[Data extracted from a collection]
--- START ---

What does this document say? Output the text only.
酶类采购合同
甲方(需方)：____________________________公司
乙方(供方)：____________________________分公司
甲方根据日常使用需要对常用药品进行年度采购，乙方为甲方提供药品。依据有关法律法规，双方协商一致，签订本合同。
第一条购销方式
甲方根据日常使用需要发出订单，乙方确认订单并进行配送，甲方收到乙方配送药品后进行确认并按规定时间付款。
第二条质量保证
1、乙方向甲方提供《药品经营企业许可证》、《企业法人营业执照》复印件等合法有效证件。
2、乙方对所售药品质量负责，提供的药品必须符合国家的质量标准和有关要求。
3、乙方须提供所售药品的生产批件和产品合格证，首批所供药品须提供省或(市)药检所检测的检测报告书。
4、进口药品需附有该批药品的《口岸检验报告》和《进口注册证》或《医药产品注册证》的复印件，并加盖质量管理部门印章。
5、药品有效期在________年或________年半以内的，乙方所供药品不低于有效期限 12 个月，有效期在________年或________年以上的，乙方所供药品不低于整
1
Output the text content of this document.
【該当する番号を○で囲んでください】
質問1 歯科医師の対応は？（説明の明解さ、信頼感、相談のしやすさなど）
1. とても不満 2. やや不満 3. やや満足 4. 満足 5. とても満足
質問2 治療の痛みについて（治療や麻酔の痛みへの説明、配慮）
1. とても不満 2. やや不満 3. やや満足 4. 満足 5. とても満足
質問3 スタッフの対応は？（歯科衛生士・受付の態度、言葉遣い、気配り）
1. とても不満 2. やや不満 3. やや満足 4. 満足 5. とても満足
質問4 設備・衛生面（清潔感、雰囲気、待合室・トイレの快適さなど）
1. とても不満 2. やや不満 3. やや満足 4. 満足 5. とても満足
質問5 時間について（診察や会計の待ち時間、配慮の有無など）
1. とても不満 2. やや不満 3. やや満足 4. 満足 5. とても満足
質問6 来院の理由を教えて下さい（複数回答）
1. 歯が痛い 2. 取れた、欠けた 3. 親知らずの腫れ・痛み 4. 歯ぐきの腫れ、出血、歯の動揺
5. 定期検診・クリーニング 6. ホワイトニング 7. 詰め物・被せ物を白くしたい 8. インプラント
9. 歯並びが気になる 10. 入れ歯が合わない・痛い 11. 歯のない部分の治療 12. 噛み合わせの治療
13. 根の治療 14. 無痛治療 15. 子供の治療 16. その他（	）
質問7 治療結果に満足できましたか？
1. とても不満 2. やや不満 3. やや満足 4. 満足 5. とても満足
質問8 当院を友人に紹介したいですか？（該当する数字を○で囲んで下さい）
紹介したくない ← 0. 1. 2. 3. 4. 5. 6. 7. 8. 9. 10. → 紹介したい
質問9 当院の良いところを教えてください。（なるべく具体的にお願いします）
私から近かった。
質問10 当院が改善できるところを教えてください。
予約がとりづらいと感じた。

--- END ---

» Directions: Go through the records and pull out each line that includes the word "Output".

» Completed task:
What does this document say? Output the text only.
Output the text content of this document.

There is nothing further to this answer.